_Objective_: Write out every entry word for word.

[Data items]
● ● ●

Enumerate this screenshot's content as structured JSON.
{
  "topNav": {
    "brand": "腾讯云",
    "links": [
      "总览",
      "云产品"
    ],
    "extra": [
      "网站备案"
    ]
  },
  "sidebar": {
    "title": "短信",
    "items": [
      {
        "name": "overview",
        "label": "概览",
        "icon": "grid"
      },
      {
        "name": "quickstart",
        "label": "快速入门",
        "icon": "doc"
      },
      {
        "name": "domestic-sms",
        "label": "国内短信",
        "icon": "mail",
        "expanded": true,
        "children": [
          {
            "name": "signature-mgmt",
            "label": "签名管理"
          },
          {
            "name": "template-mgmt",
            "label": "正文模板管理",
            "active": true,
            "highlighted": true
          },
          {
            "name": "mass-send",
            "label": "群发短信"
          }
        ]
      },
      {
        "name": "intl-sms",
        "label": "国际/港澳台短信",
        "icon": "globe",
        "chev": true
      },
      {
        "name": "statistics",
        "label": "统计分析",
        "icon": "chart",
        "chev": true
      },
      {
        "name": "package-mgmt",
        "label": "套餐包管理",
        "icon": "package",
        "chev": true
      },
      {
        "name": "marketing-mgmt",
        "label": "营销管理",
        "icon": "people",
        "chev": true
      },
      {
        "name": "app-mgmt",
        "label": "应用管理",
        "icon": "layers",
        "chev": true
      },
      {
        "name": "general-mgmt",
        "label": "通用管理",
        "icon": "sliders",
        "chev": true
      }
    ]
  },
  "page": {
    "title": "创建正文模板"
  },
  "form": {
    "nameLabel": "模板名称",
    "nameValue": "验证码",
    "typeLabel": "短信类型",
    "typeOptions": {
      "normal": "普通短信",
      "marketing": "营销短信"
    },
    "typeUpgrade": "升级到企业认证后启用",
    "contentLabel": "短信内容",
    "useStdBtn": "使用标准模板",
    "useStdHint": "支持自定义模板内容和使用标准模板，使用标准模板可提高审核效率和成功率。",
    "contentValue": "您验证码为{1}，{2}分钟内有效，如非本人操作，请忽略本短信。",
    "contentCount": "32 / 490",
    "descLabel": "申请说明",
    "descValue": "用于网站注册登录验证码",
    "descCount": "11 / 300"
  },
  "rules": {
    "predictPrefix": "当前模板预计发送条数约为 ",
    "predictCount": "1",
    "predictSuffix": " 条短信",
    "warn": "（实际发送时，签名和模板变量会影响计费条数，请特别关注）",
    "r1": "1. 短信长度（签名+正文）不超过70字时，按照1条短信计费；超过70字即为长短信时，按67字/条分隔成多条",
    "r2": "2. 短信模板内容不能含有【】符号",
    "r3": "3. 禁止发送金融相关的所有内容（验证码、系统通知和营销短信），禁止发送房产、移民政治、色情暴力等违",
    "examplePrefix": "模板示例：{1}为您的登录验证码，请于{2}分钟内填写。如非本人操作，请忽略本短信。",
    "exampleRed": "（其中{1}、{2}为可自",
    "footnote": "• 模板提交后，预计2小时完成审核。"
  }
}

● ● ●

_Task output_:
Enumerate this screenshot's content as structured JSON.
{
  "topNav": {
    "brand": "腾讯云",
    "links": [
      "总览",
      "云产品"
    ],
    "extra": [
      "网站备案"
    ]
  },
  "sidebar": {
    "title": "短信",
    "items": [
      {
        "name": "overview",
        "label": "概览",
        "icon": "grid"
      },
      {
        "name": "quickstart",
        "label": "快速入门",
        "icon": "doc"
      },
      {
        "name": "domestic-sms",
        "label": "国内短信",
        "icon": "mail",
        "expanded": true,
        "children": [
          {
            "name": "signature-mgmt",
            "label": "签名管理"
          },
          {
            "name": "template-mgmt",
            "label": "正文模板管理",
            "active": true,
            "highlighted": true
          },
          {
            "name": "mass-send",
            "label": "群发短信"
          }
        ]
      },
      {
        "name": "intl-sms",
        "label": "国际/港澳台短信",
        "icon": "globe",
        "chev": true
      },
      {
        "name": "statistics",
        "label": "统计分析",
        "icon": "chart",
        "chev": true
      },
      {
        "name": "package-mgmt",
        "label": "套餐包管理",
        "icon": "package",
        "chev": true
      },
      {
        "name": "marketing-mgmt",
        "label": "营销管理",
        "icon": "people",
        "chev": true
      },
      {
        "name": "app-mgmt",
        "label": "应用管理",
        "icon": "layers",
        "chev": true
      },
      {
        "name": "general-mgmt",
        "label": "通用管理",
        "icon": "sliders",
        "chev": true
      }
    ]
  },
  "page": {
    "title": "创建正文模板"
  },
  "form": {
    "nameLabel": "模板名称",
    "nameValue": "验证码",
    "typeLabel": "短信类型",
    "typeOptions": {
      "normal": "普通短信",
      "marketing": "营销短信"
    },
    "typeUpgrade": "升级到企业认证后启用",
    "contentLabel": "短信内容",
    "useStdBtn": "使用标准模板",
    "useStdHint": "支持自定义模板内容和使用标准模板，使用标准模板可提高审核效率和成功率。",
    "contentValue": "您验证码为{1}，{2}分钟内有效，如非本人操作，请忽略本短信。",
    "contentCount": "32 / 490",
    "descLabel": "申请说明",
    "descValue": "用于网站注册登录验证码",
    "descCount": "11 / 300"
  },
  "rules": {
    "predictPrefix": "当前模板预计发送条数约为 ",
    "predictCount": "1",
    "predictSuffix": " 条短信",
    "warn": "（实际发送时，签名和模板变量会影响计费条数，请特别关注）",
    "r1": "1. 短信长度（签名+正文）不超过70字时，按照1条短信计费；超过70字即为长短信时，按67字/条分隔成多条",
    "r2": "2. 短信模板内容不能含有【】符号",
    "r3": "3. 禁止发送金融相关的所有内容（验证码、系统通知和营销短信），禁止发送房产、移民政治、色情暴力等违",
    "examplePrefix": "模板示例：{1}为您的登录验证码，请于{2}分钟内填写。如非本人操作，请忽略本短信。",
    "exampleRed": "（其中{1}、{2}为可自",
    "footnote": "• 模板提交后，预计2小时完成审核。"
  }
}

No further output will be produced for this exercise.